Record set:
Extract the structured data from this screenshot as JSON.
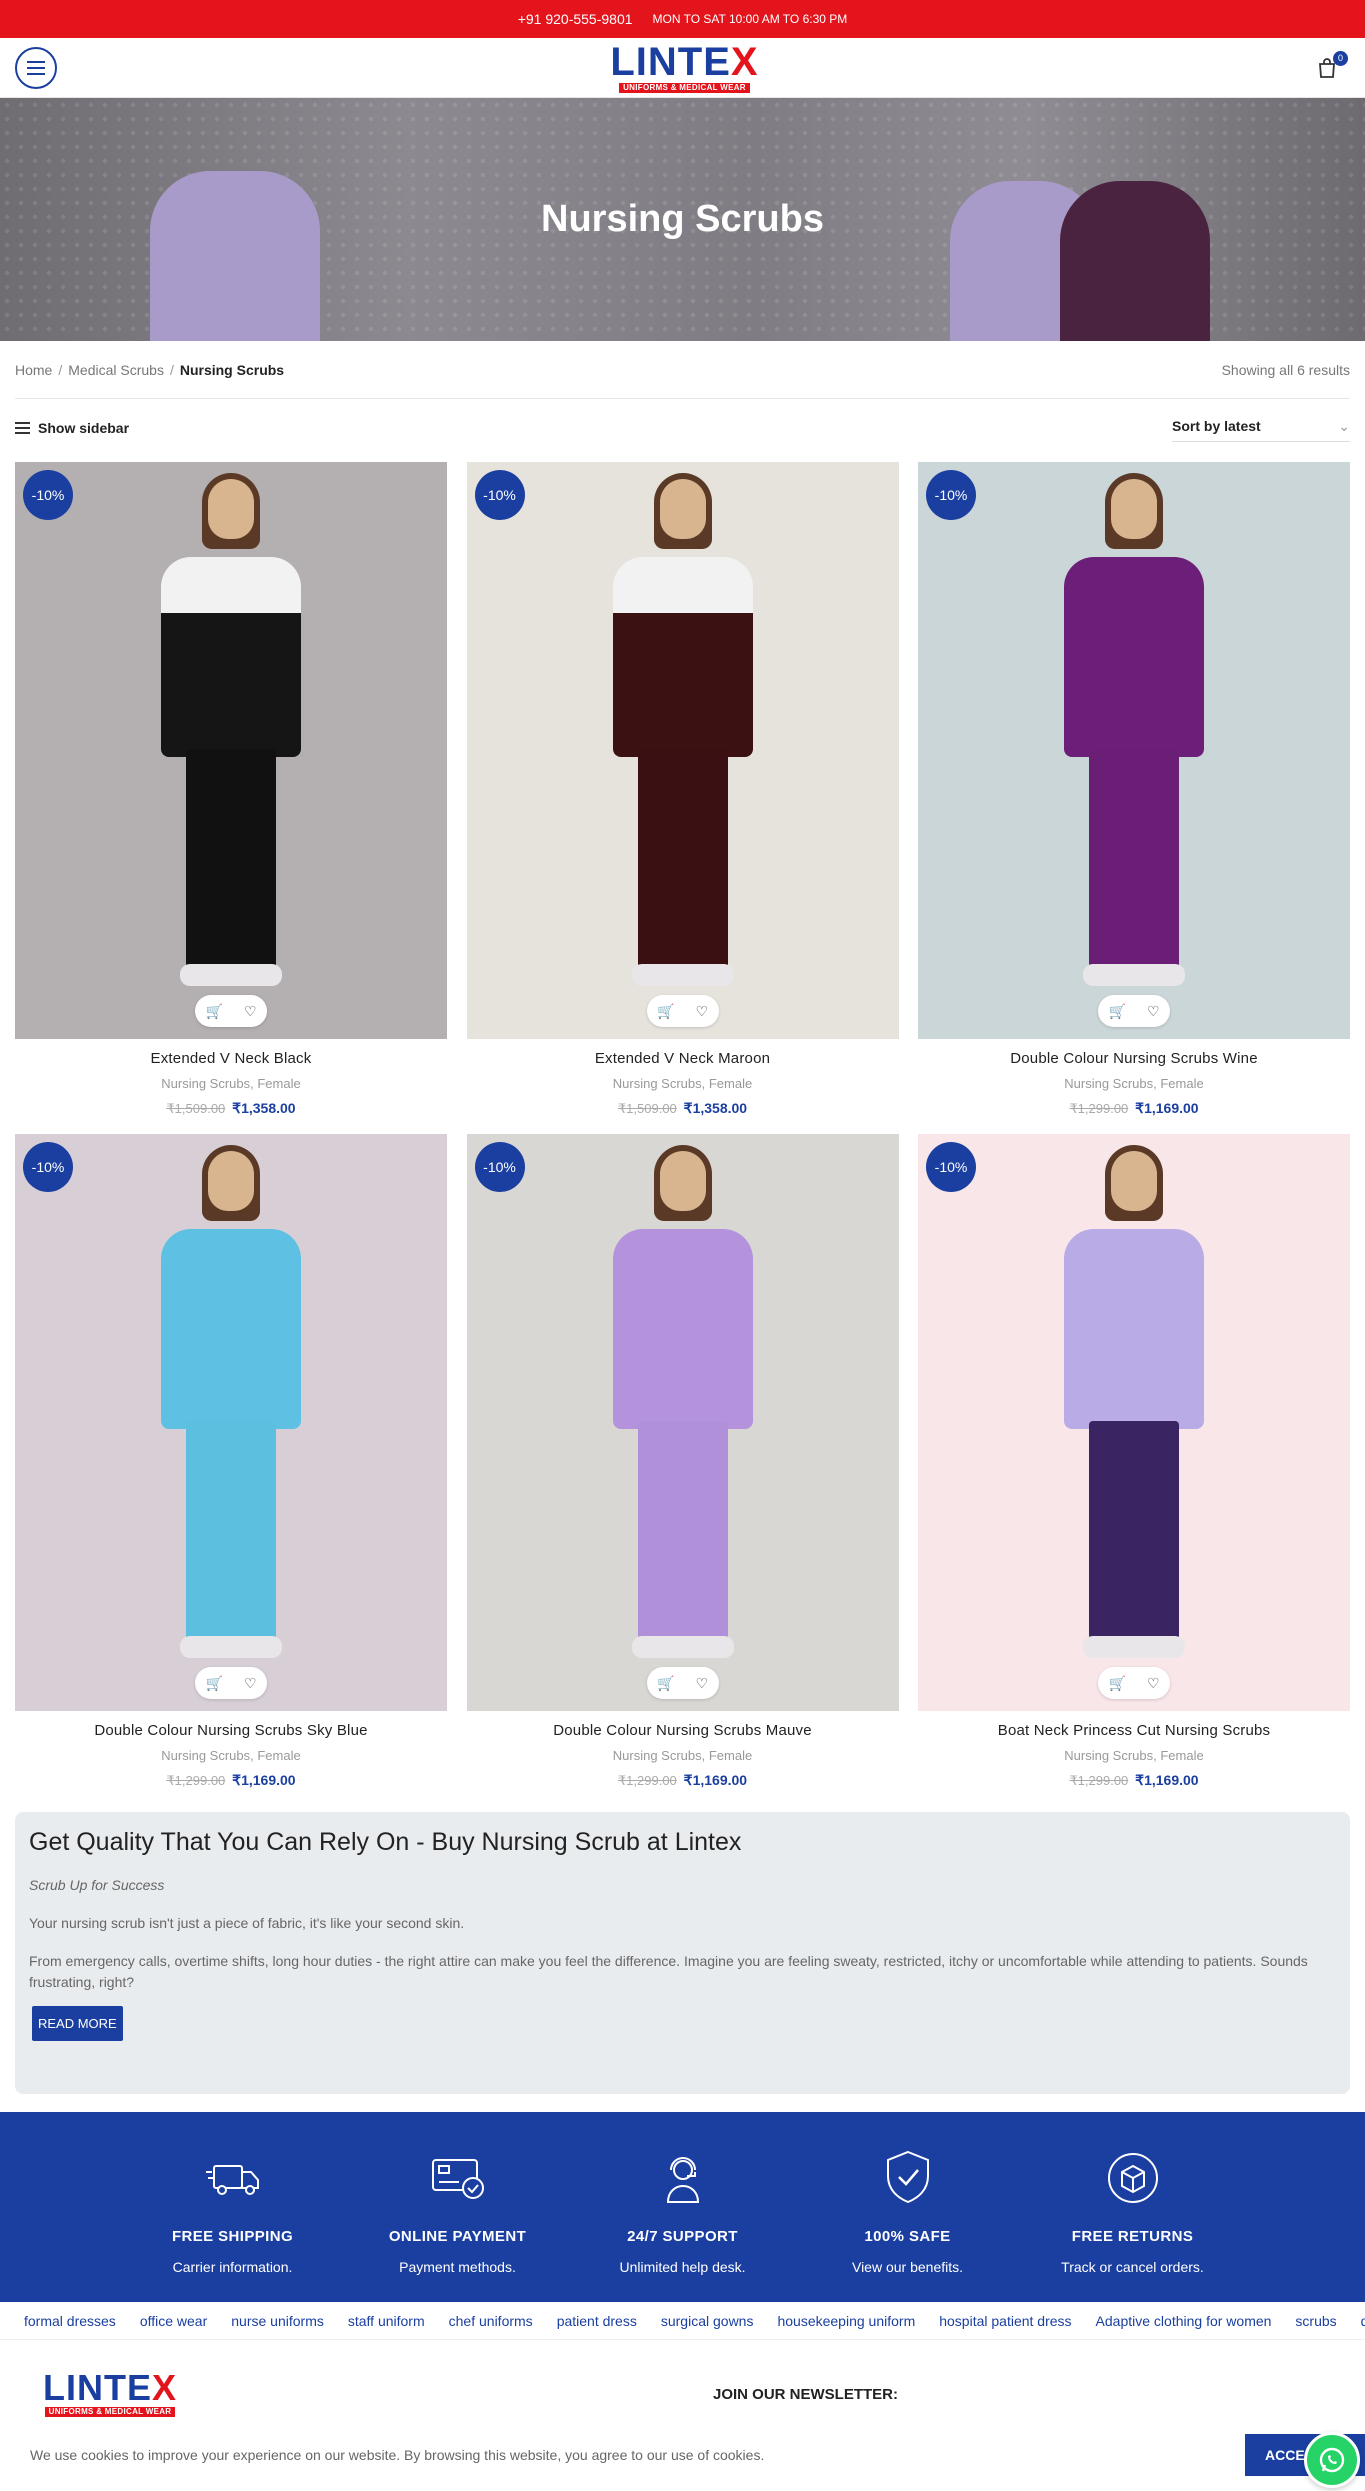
{
  "topbar": {
    "phone": "+91 920-555-9801",
    "hours": "MON TO SAT 10:00 AM TO 6:30 PM"
  },
  "header": {
    "logo_word": "LINTE",
    "logo_x": "X",
    "logo_tagline": "UNIFORMS & MEDICAL WEAR",
    "cart_count": "0"
  },
  "hero": {
    "title": "Nursing Scrubs"
  },
  "breadcrumb": {
    "items": [
      "Home",
      "Medical Scrubs",
      "Nursing Scrubs"
    ],
    "separator": "/"
  },
  "results_text": "Showing all 6 results",
  "toolbar": {
    "sidebar_label": "Show sidebar",
    "sort_label": "Sort by latest"
  },
  "products": [
    {
      "name": "Extended V Neck Black",
      "categories": "Nursing Scrubs, Female",
      "old_price": "₹1,509.00",
      "price": "₹1,358.00",
      "discount": "-10%",
      "bg": "#b4b0b1",
      "top": "#151515",
      "accent": "#f2f2f2",
      "pants": "#111111"
    },
    {
      "name": "Extended V Neck Maroon",
      "categories": "Nursing Scrubs, Female",
      "old_price": "₹1,509.00",
      "price": "₹1,358.00",
      "discount": "-10%",
      "bg": "#e6e3dc",
      "top": "#3b1112",
      "accent": "#f2f2f2",
      "pants": "#3a1012"
    },
    {
      "name": "Double Colour Nursing Scrubs Wine",
      "categories": "Nursing Scrubs, Female",
      "old_price": "₹1,299.00",
      "price": "₹1,169.00",
      "discount": "-10%",
      "bg": "#cbd6d8",
      "top": "#6c1f78",
      "accent": "#6c1f78",
      "pants": "#6a1e76"
    },
    {
      "name": "Double Colour Nursing Scrubs Sky Blue",
      "categories": "Nursing Scrubs, Female",
      "old_price": "₹1,299.00",
      "price": "₹1,169.00",
      "discount": "-10%",
      "bg": "#d8cfd6",
      "top": "#5ec0e2",
      "accent": "#5ec0e2",
      "pants": "#5cbfe0"
    },
    {
      "name": "Double Colour Nursing Scrubs Mauve",
      "categories": "Nursing Scrubs, Female",
      "old_price": "₹1,299.00",
      "price": "₹1,169.00",
      "discount": "-10%",
      "bg": "#d9d7d3",
      "top": "#b493dc",
      "accent": "#b493dc",
      "pants": "#b190da"
    },
    {
      "name": "Boat Neck Princess Cut Nursing Scrubs",
      "categories": "Nursing Scrubs, Female",
      "old_price": "₹1,299.00",
      "price": "₹1,169.00",
      "discount": "-10%",
      "bg": "#f8e6e9",
      "top": "#b9abe6",
      "accent": "#b9abe6",
      "pants": "#3a2462"
    }
  ],
  "about": {
    "heading": "Get Quality That You Can Rely On - Buy Nursing Scrub at Lintex",
    "subheading": "Scrub Up for Success",
    "para1": "Your nursing scrub isn't just a piece of fabric, it's like your second skin.",
    "para2": "From emergency calls, overtime shifts, long hour duties - the right attire can make you feel the difference. Imagine you are feeling sweaty, restricted, itchy or uncomfortable while attending to patients. Sounds frustrating, right?",
    "read_more": "READ MORE"
  },
  "features": [
    {
      "title": "FREE SHIPPING",
      "desc": "Carrier information.",
      "icon": "truck-icon"
    },
    {
      "title": "ONLINE PAYMENT",
      "desc": "Payment methods.",
      "icon": "payment-card-icon"
    },
    {
      "title": "24/7 SUPPORT",
      "desc": "Unlimited help desk.",
      "icon": "support-agent-icon"
    },
    {
      "title": "100% SAFE",
      "desc": "View our benefits.",
      "icon": "shield-check-icon"
    },
    {
      "title": "FREE RETURNS",
      "desc": "Track or cancel orders.",
      "icon": "return-box-icon"
    }
  ],
  "tags": [
    "formal dresses",
    "office wear",
    "nurse uniforms",
    "staff uniform",
    "chef uniforms",
    "patient dress",
    "surgical gowns",
    "housekeeping uniform",
    "hospital patient dress",
    "Adaptive clothing for women",
    "scrubs",
    "doctor scrubs"
  ],
  "footer": {
    "newsletter_heading": "JOIN OUR NEWSLETTER:"
  },
  "cookie": {
    "text": "We use cookies to improve your experience on our website. By browsing this website, you agree to our use of cookies.",
    "accept": "ACCEPT"
  },
  "colors": {
    "brand_blue": "#1a3fa0",
    "brand_red": "#e3141c"
  }
}
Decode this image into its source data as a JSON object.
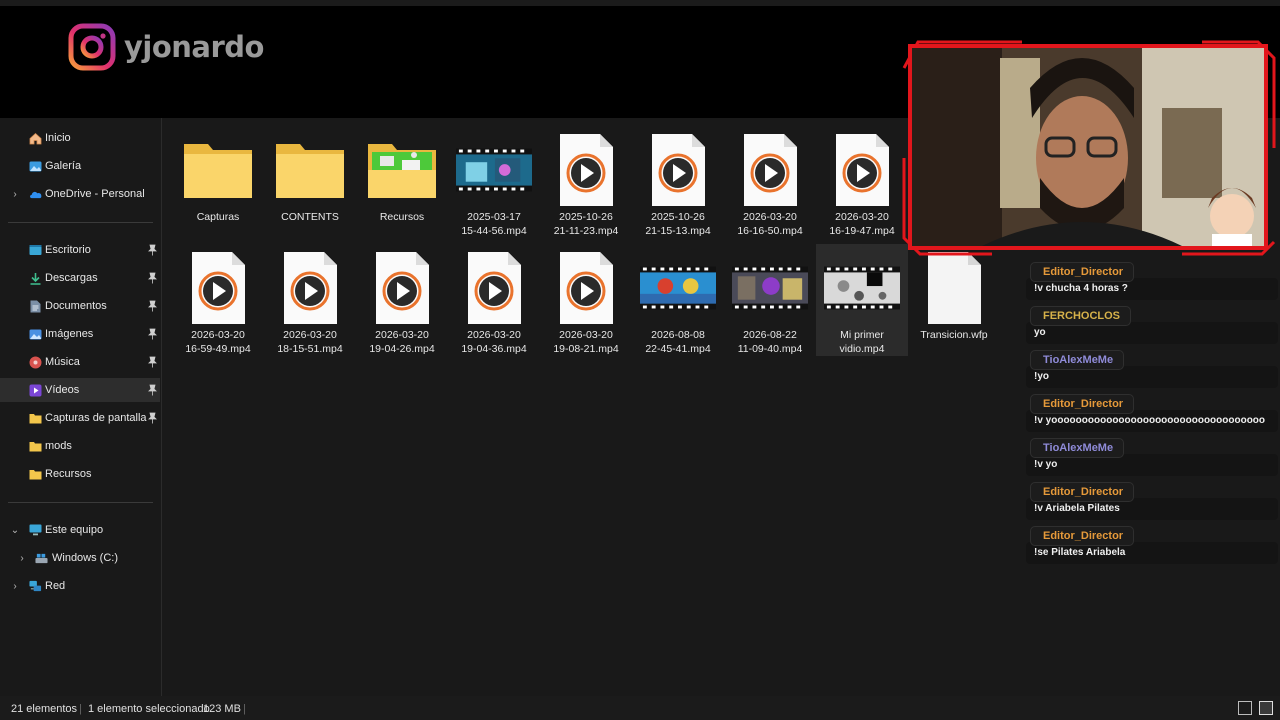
{
  "overlay": {
    "brand_name": "yjonardo",
    "brand_icon": "instagram-icon",
    "webcam_frame_color": "#e2161c"
  },
  "sidebar": {
    "quick": [
      {
        "label": "Inicio",
        "icon": "home-icon"
      },
      {
        "label": "Galería",
        "icon": "gallery-icon"
      },
      {
        "label": "OneDrive - Personal",
        "icon": "onedrive-icon"
      }
    ],
    "pinned": [
      {
        "label": "Escritorio",
        "icon": "desktop-icon"
      },
      {
        "label": "Descargas",
        "icon": "download-icon"
      },
      {
        "label": "Documentos",
        "icon": "document-icon"
      },
      {
        "label": "Imágenes",
        "icon": "pictures-icon"
      },
      {
        "label": "Música",
        "icon": "music-icon"
      },
      {
        "label": "Vídeos",
        "icon": "video-icon"
      },
      {
        "label": "Capturas de pantalla",
        "icon": "folder-icon"
      },
      {
        "label": "mods",
        "icon": "folder-icon"
      },
      {
        "label": "Recursos",
        "icon": "folder-icon"
      }
    ],
    "devices": [
      {
        "label": "Este equipo",
        "icon": "computer-icon"
      },
      {
        "label": "Windows (C:)",
        "icon": "drive-icon"
      },
      {
        "label": "Red",
        "icon": "network-icon"
      }
    ]
  },
  "files": [
    {
      "line1": "Capturas",
      "line2": "",
      "kind": "folder"
    },
    {
      "line1": "CONTENTS",
      "line2": "",
      "kind": "folder"
    },
    {
      "line1": "Recursos",
      "line2": "",
      "kind": "folder-preview"
    },
    {
      "line1": "2025-03-17",
      "line2": "15-44-56.mp4",
      "kind": "video-thumb"
    },
    {
      "line1": "2025-10-26",
      "line2": "21-11-23.mp4",
      "kind": "mp4"
    },
    {
      "line1": "2025-10-26",
      "line2": "21-15-13.mp4",
      "kind": "mp4"
    },
    {
      "line1": "2026-03-20",
      "line2": "16-16-50.mp4",
      "kind": "mp4"
    },
    {
      "line1": "2026-03-20",
      "line2": "16-19-47.mp4",
      "kind": "mp4"
    },
    {
      "line1": "2026-03-20",
      "line2": "16-59-49.mp4",
      "kind": "mp4"
    },
    {
      "line1": "2026-03-20",
      "line2": "18-15-51.mp4",
      "kind": "mp4"
    },
    {
      "line1": "2026-03-20",
      "line2": "19-04-26.mp4",
      "kind": "mp4"
    },
    {
      "line1": "2026-03-20",
      "line2": "19-04-36.mp4",
      "kind": "mp4"
    },
    {
      "line1": "2026-03-20",
      "line2": "19-08-21.mp4",
      "kind": "mp4"
    },
    {
      "line1": "2026-08-08",
      "line2": "22-45-41.mp4",
      "kind": "video-thumb"
    },
    {
      "line1": "2026-08-22",
      "line2": "11-09-40.mp4",
      "kind": "video-thumb"
    },
    {
      "line1": "Mi primer",
      "line2": "vidio.mp4",
      "kind": "video-thumb"
    },
    {
      "line1": "Transicion.wfp",
      "line2": "",
      "kind": "blank-doc"
    }
  ],
  "status": {
    "count": "21 elementos",
    "selection": "1 elemento seleccionado",
    "size": "123 MB"
  },
  "chat": [
    {
      "user": "Editor_Director",
      "text": "!v chucha 4 horas ?",
      "color": "#e69a3a"
    },
    {
      "user": "FERCHOCLOS",
      "text": "yo",
      "color": "#d7b24a"
    },
    {
      "user": "TioAlexMeMe",
      "text": "!yo",
      "color": "#8f8bd8"
    },
    {
      "user": "Editor_Director",
      "text": "!v yooooooooooooooooooooooooooooooooooo",
      "color": "#e69a3a"
    },
    {
      "user": "TioAlexMeMe",
      "text": "!v yo",
      "color": "#8f8bd8"
    },
    {
      "user": "Editor_Director",
      "text": "!v Ariabela Pilates",
      "color": "#e69a3a"
    },
    {
      "user": "Editor_Director",
      "text": "!se Pilates Ariabela",
      "color": "#e69a3a"
    }
  ]
}
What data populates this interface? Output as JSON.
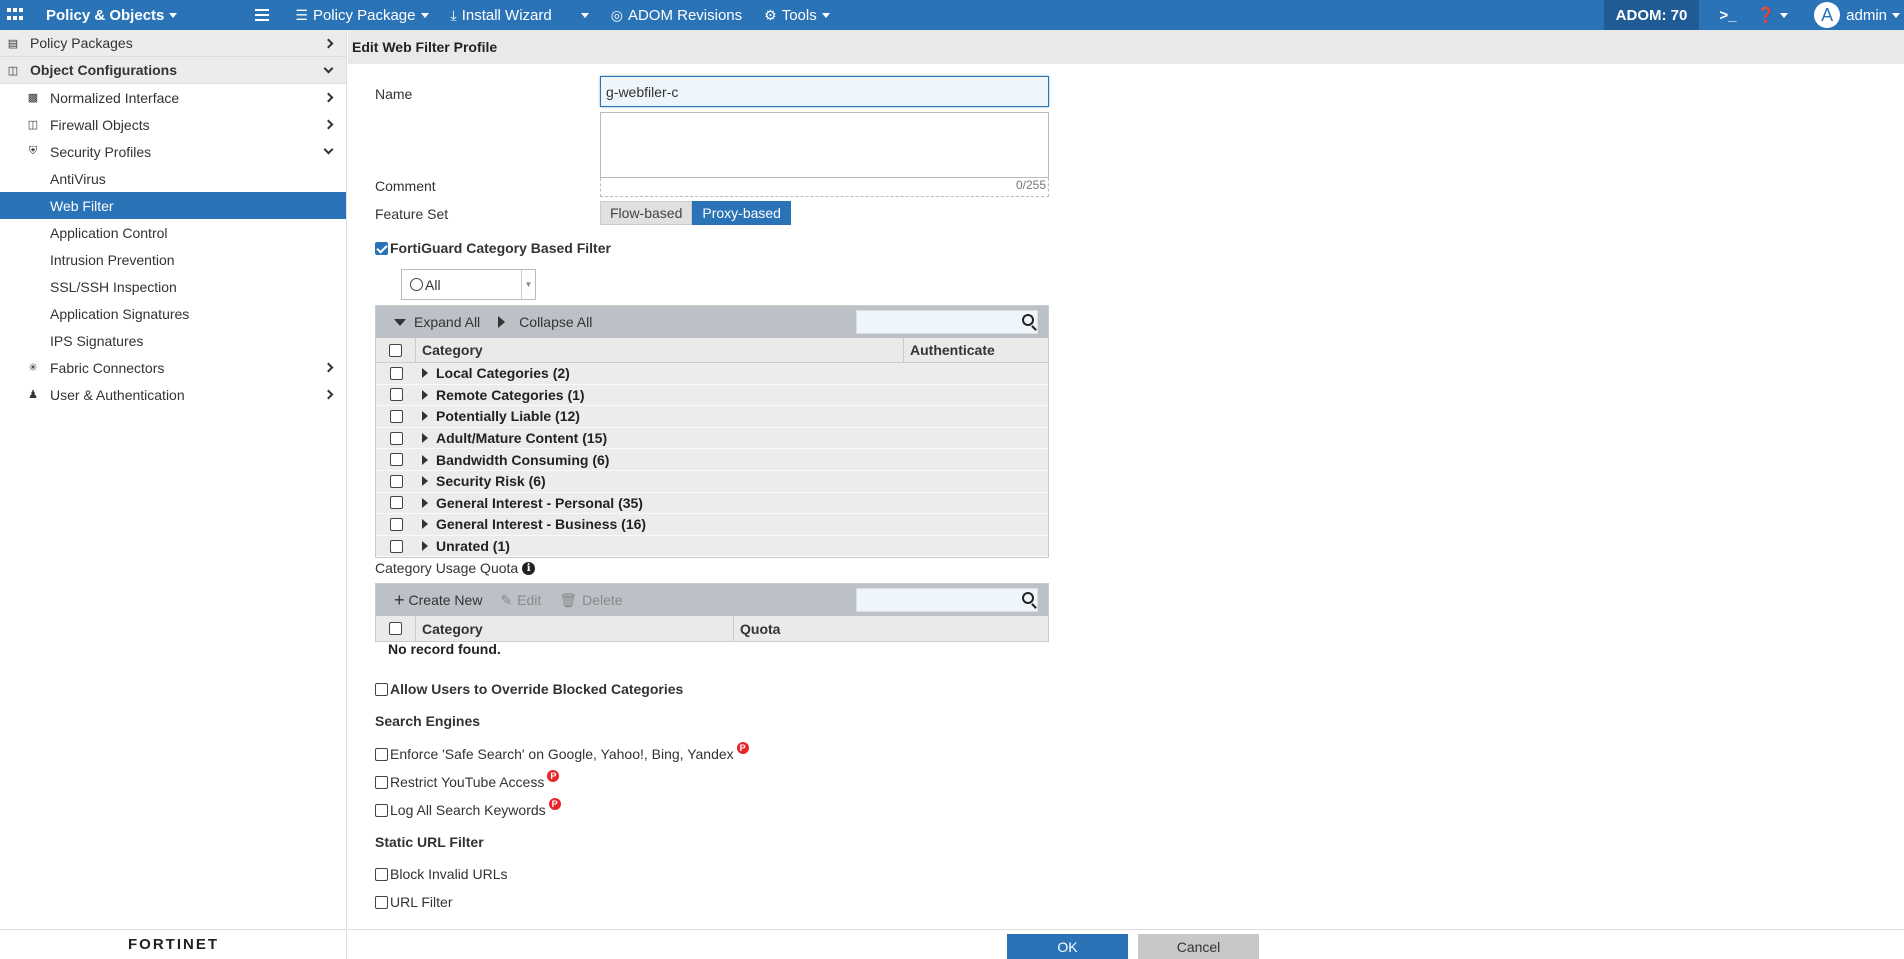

Task objective: Would you please filter the lines above and copy every one that includes "data"?

Solution to the exercise:
Extract the structured data from this screenshot as JSON.
Decode this image into its source data as a JSON object.
What data populates this interface? Output as JSON.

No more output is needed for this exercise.